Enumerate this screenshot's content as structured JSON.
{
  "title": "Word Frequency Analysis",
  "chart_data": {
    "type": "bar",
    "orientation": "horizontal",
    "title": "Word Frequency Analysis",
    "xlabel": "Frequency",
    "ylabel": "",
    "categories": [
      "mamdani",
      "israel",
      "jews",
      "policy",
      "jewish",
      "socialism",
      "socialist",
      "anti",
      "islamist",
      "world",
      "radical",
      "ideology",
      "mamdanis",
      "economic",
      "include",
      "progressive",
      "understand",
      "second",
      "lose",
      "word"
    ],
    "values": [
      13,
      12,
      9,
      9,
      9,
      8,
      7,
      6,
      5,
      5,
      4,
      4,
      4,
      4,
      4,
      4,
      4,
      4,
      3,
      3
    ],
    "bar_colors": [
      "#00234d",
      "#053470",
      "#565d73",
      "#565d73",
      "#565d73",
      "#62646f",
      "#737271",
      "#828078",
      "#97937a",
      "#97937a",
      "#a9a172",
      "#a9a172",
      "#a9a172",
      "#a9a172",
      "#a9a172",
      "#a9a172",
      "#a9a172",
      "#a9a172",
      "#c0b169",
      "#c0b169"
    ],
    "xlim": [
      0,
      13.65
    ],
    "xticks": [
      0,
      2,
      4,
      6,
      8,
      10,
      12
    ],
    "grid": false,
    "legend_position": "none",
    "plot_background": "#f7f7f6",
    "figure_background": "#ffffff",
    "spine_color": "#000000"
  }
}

_Work to be completed_
Give only the number of lines in the material above that include the word "Analysis".

_Written answer_
2